## OBJECTIVE
Among the lines below, list those containing the string "long".

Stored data
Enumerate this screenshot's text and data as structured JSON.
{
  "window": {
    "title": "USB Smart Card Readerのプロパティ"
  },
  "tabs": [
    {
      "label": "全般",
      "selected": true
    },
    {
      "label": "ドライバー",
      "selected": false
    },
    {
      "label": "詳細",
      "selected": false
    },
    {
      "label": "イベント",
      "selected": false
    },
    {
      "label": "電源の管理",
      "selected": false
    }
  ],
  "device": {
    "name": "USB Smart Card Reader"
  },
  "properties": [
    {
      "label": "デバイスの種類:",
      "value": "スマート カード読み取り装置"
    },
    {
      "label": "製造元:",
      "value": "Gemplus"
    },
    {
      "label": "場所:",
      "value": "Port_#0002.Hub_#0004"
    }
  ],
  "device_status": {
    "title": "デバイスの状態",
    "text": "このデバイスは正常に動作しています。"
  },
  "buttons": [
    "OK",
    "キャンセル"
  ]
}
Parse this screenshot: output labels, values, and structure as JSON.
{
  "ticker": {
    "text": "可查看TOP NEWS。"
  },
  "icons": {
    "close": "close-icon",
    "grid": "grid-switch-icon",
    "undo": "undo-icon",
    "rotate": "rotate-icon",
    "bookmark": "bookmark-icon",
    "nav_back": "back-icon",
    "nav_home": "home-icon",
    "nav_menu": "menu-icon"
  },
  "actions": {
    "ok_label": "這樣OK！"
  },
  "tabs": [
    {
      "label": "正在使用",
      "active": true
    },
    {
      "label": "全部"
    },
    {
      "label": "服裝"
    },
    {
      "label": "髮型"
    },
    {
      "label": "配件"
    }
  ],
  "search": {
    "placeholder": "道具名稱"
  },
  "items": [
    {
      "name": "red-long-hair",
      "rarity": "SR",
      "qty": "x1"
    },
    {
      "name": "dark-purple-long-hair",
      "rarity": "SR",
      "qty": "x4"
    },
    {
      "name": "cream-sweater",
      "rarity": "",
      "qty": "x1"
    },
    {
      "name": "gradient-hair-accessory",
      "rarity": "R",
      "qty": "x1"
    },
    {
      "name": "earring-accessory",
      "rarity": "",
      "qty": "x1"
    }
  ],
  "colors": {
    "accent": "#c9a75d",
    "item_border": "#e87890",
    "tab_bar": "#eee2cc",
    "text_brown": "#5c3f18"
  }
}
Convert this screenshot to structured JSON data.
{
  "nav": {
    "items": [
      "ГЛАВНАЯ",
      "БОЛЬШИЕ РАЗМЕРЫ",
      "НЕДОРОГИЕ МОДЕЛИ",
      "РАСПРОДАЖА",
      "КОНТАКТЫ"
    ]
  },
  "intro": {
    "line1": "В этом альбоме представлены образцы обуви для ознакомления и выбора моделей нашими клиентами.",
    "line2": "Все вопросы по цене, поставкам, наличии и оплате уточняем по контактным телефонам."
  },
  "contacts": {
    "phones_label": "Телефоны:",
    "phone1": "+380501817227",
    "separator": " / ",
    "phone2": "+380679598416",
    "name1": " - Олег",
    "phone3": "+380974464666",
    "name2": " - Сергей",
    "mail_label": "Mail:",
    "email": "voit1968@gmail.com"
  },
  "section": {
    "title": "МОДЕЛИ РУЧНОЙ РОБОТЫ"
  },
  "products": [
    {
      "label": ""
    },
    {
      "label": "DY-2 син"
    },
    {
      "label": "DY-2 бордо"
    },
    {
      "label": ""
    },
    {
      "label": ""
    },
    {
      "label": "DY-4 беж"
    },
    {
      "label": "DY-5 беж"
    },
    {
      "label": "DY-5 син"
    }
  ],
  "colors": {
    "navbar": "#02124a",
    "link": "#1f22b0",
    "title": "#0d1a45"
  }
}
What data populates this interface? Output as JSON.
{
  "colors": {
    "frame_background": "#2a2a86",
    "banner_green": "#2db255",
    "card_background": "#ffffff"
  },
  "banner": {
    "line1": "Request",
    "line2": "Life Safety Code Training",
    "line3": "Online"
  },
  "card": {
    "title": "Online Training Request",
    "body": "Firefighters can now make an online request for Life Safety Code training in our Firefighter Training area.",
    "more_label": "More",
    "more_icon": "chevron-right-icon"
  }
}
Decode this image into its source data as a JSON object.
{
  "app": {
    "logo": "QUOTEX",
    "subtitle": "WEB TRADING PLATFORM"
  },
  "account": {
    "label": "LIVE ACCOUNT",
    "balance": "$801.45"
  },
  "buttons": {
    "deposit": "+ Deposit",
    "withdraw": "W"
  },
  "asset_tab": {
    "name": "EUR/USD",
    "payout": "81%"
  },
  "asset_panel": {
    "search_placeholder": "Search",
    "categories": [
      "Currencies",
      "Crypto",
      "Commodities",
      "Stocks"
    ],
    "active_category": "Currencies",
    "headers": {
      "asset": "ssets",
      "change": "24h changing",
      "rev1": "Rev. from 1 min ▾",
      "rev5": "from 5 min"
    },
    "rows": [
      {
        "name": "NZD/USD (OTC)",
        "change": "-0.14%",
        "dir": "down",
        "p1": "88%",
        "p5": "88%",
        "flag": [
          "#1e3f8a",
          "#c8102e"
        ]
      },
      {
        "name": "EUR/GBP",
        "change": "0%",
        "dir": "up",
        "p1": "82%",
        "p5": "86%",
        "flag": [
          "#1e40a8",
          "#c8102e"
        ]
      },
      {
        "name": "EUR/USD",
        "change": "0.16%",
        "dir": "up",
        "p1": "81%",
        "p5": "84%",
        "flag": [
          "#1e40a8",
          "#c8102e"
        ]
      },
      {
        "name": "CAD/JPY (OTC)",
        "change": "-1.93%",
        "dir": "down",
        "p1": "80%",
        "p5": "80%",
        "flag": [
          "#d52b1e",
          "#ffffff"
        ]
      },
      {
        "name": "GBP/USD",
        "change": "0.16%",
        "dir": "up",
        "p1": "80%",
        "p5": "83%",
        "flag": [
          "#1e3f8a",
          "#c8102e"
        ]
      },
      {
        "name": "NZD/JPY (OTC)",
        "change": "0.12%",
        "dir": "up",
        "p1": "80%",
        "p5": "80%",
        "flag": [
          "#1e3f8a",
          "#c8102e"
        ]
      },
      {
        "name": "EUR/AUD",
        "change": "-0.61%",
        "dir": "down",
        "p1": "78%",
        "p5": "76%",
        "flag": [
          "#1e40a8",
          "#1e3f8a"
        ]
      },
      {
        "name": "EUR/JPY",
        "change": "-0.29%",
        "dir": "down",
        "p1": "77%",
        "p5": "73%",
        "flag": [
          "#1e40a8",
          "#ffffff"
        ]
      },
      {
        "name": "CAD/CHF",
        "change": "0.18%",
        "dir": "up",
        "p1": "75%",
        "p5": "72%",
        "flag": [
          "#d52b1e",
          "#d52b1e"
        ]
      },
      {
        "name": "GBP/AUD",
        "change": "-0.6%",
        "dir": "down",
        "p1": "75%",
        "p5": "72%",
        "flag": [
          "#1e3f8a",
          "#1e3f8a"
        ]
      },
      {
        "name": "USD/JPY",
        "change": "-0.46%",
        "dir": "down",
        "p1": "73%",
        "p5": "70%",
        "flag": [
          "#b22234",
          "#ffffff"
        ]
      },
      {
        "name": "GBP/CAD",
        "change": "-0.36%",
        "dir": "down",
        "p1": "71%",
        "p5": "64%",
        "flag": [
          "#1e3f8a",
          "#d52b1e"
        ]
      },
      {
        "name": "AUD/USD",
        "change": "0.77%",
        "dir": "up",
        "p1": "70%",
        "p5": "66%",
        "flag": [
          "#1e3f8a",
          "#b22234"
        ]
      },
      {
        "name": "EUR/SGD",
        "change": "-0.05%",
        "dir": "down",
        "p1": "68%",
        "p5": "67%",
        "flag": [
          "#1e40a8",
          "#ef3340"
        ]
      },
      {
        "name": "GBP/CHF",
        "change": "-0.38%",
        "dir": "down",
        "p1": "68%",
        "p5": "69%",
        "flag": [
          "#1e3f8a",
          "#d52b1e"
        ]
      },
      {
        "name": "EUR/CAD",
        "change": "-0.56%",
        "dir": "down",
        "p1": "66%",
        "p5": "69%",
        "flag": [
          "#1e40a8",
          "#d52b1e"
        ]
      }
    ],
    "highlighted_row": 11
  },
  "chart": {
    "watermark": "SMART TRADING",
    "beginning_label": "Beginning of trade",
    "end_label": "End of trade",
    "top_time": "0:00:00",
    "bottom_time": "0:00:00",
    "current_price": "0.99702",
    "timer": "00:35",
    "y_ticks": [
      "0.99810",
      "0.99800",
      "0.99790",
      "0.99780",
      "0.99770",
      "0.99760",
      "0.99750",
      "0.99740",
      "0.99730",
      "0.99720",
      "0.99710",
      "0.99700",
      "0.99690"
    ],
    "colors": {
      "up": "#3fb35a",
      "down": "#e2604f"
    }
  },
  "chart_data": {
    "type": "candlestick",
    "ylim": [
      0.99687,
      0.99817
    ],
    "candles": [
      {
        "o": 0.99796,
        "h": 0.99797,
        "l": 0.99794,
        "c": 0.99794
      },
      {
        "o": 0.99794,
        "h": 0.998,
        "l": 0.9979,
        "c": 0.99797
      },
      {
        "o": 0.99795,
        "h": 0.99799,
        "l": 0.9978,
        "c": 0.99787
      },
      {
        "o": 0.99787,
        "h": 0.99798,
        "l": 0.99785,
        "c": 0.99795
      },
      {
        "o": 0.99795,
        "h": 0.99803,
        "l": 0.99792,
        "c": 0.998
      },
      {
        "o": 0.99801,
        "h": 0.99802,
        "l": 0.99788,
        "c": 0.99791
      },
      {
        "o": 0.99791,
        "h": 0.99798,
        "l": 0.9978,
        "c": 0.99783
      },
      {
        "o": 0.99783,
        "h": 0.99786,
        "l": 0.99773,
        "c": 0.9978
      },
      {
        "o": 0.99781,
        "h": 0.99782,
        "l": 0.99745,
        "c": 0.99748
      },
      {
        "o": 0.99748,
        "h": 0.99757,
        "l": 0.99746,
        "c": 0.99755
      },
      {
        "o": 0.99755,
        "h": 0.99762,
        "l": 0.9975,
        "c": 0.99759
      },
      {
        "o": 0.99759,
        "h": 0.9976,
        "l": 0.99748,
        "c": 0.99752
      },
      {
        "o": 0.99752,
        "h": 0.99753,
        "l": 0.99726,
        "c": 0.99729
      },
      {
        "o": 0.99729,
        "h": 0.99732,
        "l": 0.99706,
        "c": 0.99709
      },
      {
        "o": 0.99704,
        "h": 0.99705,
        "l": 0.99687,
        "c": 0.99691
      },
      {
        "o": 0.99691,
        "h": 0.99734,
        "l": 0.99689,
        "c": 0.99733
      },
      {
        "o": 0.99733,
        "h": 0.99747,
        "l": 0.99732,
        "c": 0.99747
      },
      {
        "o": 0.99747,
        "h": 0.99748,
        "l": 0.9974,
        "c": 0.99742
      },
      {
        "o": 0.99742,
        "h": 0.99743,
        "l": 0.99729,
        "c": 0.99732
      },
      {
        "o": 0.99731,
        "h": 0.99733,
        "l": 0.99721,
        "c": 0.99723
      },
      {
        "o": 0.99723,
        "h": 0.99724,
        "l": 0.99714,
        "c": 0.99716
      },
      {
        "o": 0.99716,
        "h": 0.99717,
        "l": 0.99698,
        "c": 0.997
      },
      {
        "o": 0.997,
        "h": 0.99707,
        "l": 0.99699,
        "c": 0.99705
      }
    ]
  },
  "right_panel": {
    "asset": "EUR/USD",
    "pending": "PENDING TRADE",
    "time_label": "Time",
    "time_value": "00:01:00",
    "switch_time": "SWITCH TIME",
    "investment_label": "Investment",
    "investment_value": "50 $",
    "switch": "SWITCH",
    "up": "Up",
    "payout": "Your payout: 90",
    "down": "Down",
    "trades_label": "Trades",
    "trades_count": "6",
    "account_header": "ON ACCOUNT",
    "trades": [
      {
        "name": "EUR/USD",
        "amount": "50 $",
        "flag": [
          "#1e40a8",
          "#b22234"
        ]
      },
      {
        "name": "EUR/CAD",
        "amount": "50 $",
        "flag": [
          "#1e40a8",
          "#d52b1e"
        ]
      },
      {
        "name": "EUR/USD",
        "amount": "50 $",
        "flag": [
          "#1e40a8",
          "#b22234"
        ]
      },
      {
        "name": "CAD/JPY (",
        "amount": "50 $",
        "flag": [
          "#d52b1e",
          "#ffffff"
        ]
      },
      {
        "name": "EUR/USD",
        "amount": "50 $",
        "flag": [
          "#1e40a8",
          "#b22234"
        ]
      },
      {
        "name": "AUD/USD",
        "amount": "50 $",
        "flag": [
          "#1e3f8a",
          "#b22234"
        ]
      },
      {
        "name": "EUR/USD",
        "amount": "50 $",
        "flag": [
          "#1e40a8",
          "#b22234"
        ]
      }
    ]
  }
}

## SOLUTION TO THIS EXERCISE
      "name": "red-long-hair",
      "name": "dark-purple-long-hair",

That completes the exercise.